■ **What to do**
A verbatim copy of the records is required, with all pictures left out.

Lines of data

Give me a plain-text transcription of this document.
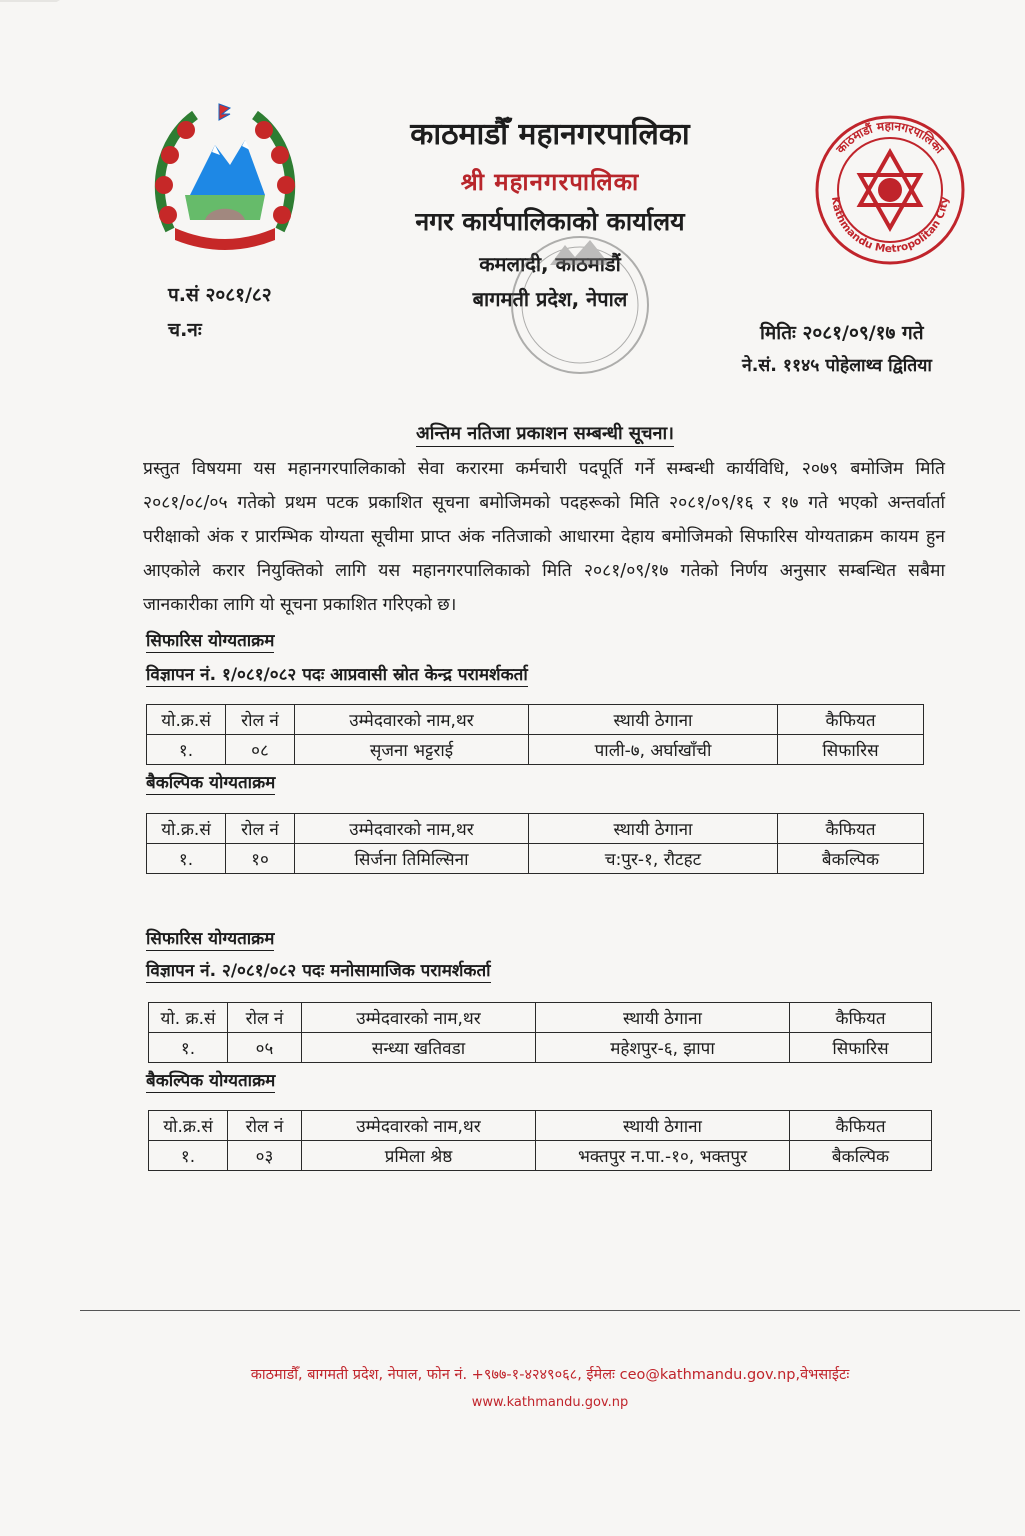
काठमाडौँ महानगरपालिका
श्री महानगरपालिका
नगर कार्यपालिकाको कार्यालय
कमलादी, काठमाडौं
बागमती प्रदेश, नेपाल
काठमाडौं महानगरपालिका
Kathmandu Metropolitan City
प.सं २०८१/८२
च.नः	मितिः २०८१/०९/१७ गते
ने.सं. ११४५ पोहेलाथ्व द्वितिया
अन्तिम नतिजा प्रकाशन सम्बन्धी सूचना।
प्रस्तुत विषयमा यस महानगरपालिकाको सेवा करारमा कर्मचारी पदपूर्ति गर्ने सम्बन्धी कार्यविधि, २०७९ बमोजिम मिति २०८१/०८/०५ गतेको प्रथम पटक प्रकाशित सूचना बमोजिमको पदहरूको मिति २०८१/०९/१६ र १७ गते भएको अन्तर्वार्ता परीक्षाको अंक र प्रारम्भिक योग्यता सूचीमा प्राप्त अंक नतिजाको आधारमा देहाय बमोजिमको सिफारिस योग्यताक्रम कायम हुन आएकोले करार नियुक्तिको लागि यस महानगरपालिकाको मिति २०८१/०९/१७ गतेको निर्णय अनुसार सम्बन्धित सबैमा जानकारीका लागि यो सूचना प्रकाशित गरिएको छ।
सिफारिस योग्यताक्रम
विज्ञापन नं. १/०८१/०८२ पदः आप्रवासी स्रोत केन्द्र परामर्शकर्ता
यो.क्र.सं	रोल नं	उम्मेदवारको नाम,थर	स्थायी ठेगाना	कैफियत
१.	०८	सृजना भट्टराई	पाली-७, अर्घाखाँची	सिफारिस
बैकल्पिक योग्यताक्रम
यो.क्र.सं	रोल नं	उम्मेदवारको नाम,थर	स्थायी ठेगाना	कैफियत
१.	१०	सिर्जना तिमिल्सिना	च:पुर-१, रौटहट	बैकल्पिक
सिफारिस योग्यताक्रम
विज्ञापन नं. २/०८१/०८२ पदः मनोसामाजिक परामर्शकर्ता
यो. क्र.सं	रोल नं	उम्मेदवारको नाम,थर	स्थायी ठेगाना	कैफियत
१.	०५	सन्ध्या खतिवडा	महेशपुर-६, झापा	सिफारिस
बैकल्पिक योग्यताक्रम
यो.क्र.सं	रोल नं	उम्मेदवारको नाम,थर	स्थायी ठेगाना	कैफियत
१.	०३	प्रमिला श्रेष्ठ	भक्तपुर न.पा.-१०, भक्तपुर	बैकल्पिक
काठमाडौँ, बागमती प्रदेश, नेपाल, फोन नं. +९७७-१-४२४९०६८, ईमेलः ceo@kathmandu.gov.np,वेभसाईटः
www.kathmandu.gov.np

■ **Correct output**
Give me a plain-text transcription of this document.
काठमाडौँ महानगरपालिका
श्री महानगरपालिका
नगर कार्यपालिकाको कार्यालय
कमलादी, काठमाडौं
बागमती प्रदेश, नेपाल
काठमाडौं महानगरपालिका
Kathmandu Metropolitan City
प.सं २०८१/८२
च.नः	मितिः २०८१/०९/१७ गते
ने.सं. ११४५ पोहेलाथ्व द्वितिया
अन्तिम नतिजा प्रकाशन सम्बन्धी सूचना।
प्रस्तुत विषयमा यस महानगरपालिकाको सेवा करारमा कर्मचारी पदपूर्ति गर्ने सम्बन्धी कार्यविधि, २०७९ बमोजिम मिति २०८१/०८/०५ गतेको प्रथम पटक प्रकाशित सूचना बमोजिमको पदहरूको मिति २०८१/०९/१६ र १७ गते भएको अन्तर्वार्ता परीक्षाको अंक र प्रारम्भिक योग्यता सूचीमा प्राप्त अंक नतिजाको आधारमा देहाय बमोजिमको सिफारिस योग्यताक्रम कायम हुन आएकोले करार नियुक्तिको लागि यस महानगरपालिकाको मिति २०८१/०९/१७ गतेको निर्णय अनुसार सम्बन्धित सबैमा जानकारीका लागि यो सूचना प्रकाशित गरिएको छ।
सिफारिस योग्यताक्रम
विज्ञापन नं. १/०८१/०८२ पदः आप्रवासी स्रोत केन्द्र परामर्शकर्ता
यो.क्र.सं	रोल नं	उम्मेदवारको नाम,थर	स्थायी ठेगाना	कैफियत
१.	०८	सृजना भट्टराई	पाली-७, अर्घाखाँची	सिफारिस
बैकल्पिक योग्यताक्रम
यो.क्र.सं	रोल नं	उम्मेदवारको नाम,थर	स्थायी ठेगाना	कैफियत
१.	१०	सिर्जना तिमिल्सिना	च:पुर-१, रौटहट	बैकल्पिक
सिफारिस योग्यताक्रम
विज्ञापन नं. २/०८१/०८२ पदः मनोसामाजिक परामर्शकर्ता
यो. क्र.सं	रोल नं	उम्मेदवारको नाम,थर	स्थायी ठेगाना	कैफियत
१.	०५	सन्ध्या खतिवडा	महेशपुर-६, झापा	सिफारिस
बैकल्पिक योग्यताक्रम
यो.क्र.सं	रोल नं	उम्मेदवारको नाम,थर	स्थायी ठेगाना	कैफियत
१.	०३	प्रमिला श्रेष्ठ	भक्तपुर न.पा.-१०, भक्तपुर	बैकल्पिक
काठमाडौँ, बागमती प्रदेश, नेपाल, फोन नं. +९७७-१-४२४९०६८, ईमेलः ceo@kathmandu.gov.np,वेभसाईटः
www.kathmandu.gov.np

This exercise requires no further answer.